Extrait à lire =
****
Il
y a cinq cents ans, au mois de juin de l’année 1519, une étrange rencontre a eu lieu à Leipzig dans la région allemande de Saxe. Cette rencontre est un combat
d’ordre théologique. Il oppose deux hommes célèbres : Martin Luther (1483-1546) [8], le
moine en rébellion contre l’Église, et Jean Von Eck (1486-1543) un éminent docteur en
théologie. Elle donnera certainement cette année à quelques événements pour célébrer cet
anniversaire. Sans-doute, dira-t-on que Luther a vaincu l’obscurantisme ou que Von Eck n’était que « rempli
d'une haute idée de lui-même, fier de ses talents, de la popularité »[1], t l’exemple même de la vanité scolastique ? Allons-nous encore nous
présenter Luther comme l’homme courageux qui a osé braver le sophisme de Von
Eck ? Espérons que la vérité aura sa place dans les débats…
Les protagonistes…
Martin Luther est déjà célèbre pour ses 95 thèses qu’il a affichées le
31 octobre 1517. Depuis, il a fait l’objet d’une enquête ecclésiastique qui a
débouché sur une inculpation pour hérésie. En dépit de nombreuses rencontres
avec des théologiens, Luther s’obstine dans ses erreurs. Il reste sur ses
positions et refuse de se rétracter. Face aux résistances qu’il rencontre, il
développe peu à peu une nouvelle doctrine et au fur et à mesure, il édifie une
nouvelle conception de l’Église, allant d’audace en audace. Face à l’opposition
qu’il fait naître, il radicalise ses pensées, y voyant en elles une incontestable
vérité. Dans une lettre du 18 décembre 1518, il évoque l’Antéchrist qui règne
dans la curie romaine. Mais sur le chemin de Luther, se dresse un théologien,
Jean Von Eck…
Von Eck |
Luther
et Von Eck se connaissent déjà. En 1517, ils se sont échangés des lettres
amicales. Lorsque les fameuses thèses sont publiées, Von Eck critique ses idées
sur les indulgences dans un ouvrage intitulé les Obelisci en février 1518.
En mai, Luther lui répond par des Asterici. Eck s’oppose aussi à Karlstadt,
un des professeurs de la faculté de théologie de Wittenberg acquis aux idées de
Luther. Ces échanges sont d’abord privés et discrets. En les rendant publiques,
Karlstadt provoque une dispute
théologique.
Qu’est-ce
qu’une dispute théologique au XVIe siècle ?
****
Données fournies =
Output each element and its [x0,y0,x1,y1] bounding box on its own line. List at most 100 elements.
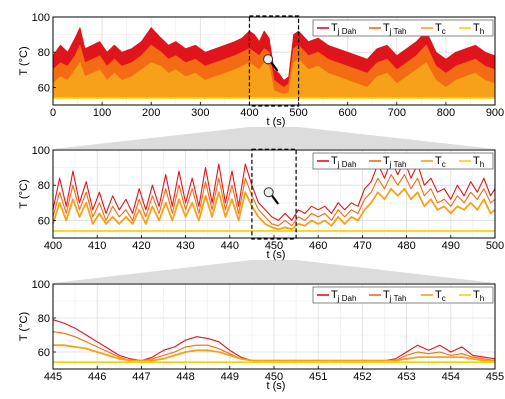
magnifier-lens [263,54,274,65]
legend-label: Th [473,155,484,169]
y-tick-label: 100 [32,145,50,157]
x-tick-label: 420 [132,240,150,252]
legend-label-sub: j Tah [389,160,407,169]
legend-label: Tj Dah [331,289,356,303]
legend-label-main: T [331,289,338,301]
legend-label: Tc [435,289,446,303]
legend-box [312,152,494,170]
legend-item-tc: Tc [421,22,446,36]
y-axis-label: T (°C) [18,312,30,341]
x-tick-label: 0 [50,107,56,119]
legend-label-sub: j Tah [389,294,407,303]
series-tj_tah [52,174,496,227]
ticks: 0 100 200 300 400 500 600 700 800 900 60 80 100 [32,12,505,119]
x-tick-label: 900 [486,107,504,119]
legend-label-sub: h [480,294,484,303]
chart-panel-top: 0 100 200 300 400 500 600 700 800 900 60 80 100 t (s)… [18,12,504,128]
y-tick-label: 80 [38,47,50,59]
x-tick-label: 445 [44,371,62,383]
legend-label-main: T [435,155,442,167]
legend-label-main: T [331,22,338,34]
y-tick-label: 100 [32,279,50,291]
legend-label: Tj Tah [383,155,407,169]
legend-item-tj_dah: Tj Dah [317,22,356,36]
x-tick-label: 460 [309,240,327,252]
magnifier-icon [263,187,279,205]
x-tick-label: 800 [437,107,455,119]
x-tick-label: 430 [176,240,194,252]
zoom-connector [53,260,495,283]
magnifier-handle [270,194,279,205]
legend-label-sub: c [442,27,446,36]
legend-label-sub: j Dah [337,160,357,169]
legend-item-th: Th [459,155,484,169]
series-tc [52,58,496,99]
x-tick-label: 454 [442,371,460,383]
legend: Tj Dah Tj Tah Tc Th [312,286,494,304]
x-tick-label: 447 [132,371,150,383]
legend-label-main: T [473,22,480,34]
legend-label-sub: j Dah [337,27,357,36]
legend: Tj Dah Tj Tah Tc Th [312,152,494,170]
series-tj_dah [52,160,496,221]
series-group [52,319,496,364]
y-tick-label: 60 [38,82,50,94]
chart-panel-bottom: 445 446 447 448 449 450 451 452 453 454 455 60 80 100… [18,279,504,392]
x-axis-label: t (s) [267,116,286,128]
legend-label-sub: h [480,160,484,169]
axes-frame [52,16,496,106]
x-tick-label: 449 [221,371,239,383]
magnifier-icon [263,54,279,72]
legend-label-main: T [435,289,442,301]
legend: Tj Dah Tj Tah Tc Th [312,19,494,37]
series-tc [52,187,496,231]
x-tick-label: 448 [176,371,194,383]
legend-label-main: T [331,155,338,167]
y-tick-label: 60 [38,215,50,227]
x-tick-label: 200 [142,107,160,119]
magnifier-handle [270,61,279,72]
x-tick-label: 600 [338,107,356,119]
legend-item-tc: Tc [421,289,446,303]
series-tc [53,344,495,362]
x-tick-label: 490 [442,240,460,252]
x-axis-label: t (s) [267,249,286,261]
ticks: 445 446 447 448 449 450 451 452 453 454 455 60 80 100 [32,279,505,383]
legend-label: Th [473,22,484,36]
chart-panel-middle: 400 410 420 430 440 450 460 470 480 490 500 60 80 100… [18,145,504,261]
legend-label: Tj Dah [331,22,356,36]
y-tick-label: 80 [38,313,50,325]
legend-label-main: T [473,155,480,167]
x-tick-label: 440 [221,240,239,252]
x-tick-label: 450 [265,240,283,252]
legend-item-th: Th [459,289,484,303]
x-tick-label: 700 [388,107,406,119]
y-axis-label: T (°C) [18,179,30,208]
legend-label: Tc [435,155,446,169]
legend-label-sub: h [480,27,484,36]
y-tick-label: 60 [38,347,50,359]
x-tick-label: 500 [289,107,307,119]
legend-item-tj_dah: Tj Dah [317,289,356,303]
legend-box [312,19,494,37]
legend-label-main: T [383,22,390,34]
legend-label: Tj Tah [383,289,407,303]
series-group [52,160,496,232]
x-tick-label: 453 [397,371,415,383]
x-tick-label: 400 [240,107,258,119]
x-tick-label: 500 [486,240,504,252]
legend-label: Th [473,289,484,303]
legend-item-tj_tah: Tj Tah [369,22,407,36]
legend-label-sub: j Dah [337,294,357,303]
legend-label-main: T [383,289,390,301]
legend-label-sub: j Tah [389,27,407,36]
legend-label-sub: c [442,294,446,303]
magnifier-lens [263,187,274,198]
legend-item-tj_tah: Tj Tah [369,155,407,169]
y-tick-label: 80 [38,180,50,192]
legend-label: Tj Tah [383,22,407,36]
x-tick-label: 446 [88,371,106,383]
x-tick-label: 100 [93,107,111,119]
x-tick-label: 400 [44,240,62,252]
****
Consignes écrites =
• A. Dans l'extrait sur la dispute de Leipzig, quel ouvrage Von Eck publie-t-il en février 1518 pour critiquer les idées de Luther sur les indulgences ?
• B. Les affirmations suivantes sont-elles conformes à l'extrait sur la dispute de Leipzig ? Répondez par oui ou par non à chacune, en citant les mots décisifs de l'extrait.
(i) Luther a affiché ses 95 thèses le 31 octobre 1517.
(ii) Luther et Von Eck ne s'étaient jamais écrit avant 1518.
(iii) Karlstadt enseignait à la faculté de théologie de Wittenberg.
• C. Prolongez l'extrait sur la dispute de Leipzig à partir de sa dernière phrase.

Réponses par consigne =
• A. Les Obelisci.

• B.
(i) Oui : « ses 95 thèses qu’il a affichées le 31 octobre 1517 ».
(ii) Non : « En 1517, ils se sont échangés des lettres amicales. »
(iii) Oui : « un des professeurs de la faculté de théologie de Wittenberg ».

• C.
S’agit-il
d’une dispute comme elle est pratiquée dans les universités ou d’un joug oratoire
et savant ? Au Moyen-âge, la dispute
universitaire, dit encore « disputation »,
est « un exercice formel qui
consiste à traiter un sujet en exposant d’abord les arguments favorables à la
thèse puis les arguments défavorables avant de proposer une détermination »[3]. Elle
n’est pas uniquement dédiée à des sujets théologiques. Toutes les matières
universitaires utilisent cette méthode sous forme d’exercice orale. Par ses objectifs et sa finalité, la
dispute de Leipzig est bien différente d’une disputation.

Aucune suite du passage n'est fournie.